*DIRECTIVE*
Quote, without change, all of the lines that follow.

*RECORDS FOR THE TASK*
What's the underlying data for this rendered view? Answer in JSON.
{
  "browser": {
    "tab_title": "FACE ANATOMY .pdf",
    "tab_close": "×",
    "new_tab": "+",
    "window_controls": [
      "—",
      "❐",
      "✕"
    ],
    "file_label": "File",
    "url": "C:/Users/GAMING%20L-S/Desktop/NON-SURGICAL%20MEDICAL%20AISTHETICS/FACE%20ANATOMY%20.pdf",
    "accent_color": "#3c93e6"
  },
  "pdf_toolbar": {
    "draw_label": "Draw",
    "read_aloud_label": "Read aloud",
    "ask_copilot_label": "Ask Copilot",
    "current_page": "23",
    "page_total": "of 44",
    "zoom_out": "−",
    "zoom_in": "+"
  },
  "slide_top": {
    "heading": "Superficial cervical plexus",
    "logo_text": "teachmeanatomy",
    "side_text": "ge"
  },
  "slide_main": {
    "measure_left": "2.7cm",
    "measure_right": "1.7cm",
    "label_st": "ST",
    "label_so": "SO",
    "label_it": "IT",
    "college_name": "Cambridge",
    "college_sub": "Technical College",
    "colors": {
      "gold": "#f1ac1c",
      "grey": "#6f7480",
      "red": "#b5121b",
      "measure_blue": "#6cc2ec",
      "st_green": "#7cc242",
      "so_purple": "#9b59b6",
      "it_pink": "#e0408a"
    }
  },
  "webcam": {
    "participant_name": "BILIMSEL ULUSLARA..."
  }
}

*WRITTEN REPLY*
What's the underlying data for this rendered view? Answer in JSON.
{
  "browser": {
    "tab_title": "FACE ANATOMY .pdf",
    "tab_close": "×",
    "new_tab": "+",
    "window_controls": [
      "—",
      "❐",
      "✕"
    ],
    "file_label": "File",
    "url": "C:/Users/GAMING%20L-S/Desktop/NON-SURGICAL%20MEDICAL%20AISTHETICS/FACE%20ANATOMY%20.pdf",
    "accent_color": "#3c93e6"
  },
  "pdf_toolbar": {
    "draw_label": "Draw",
    "read_aloud_label": "Read aloud",
    "ask_copilot_label": "Ask Copilot",
    "current_page": "23",
    "page_total": "of 44",
    "zoom_out": "−",
    "zoom_in": "+"
  },
  "slide_top": {
    "heading": "Superficial cervical plexus",
    "logo_text": "teachmeanatomy",
    "side_text": "ge"
  },
  "slide_main": {
    "measure_left": "2.7cm",
    "measure_right": "1.7cm",
    "label_st": "ST",
    "label_so": "SO",
    "label_it": "IT",
    "college_name": "Cambridge",
    "college_sub": "Technical College",
    "colors": {
      "gold": "#f1ac1c",
      "grey": "#6f7480",
      "red": "#b5121b",
      "measure_blue": "#6cc2ec",
      "st_green": "#7cc242",
      "so_purple": "#9b59b6",
      "it_pink": "#e0408a"
    }
  },
  "webcam": {
    "participant_name": "BILIMSEL ULUSLARA..."
  }
}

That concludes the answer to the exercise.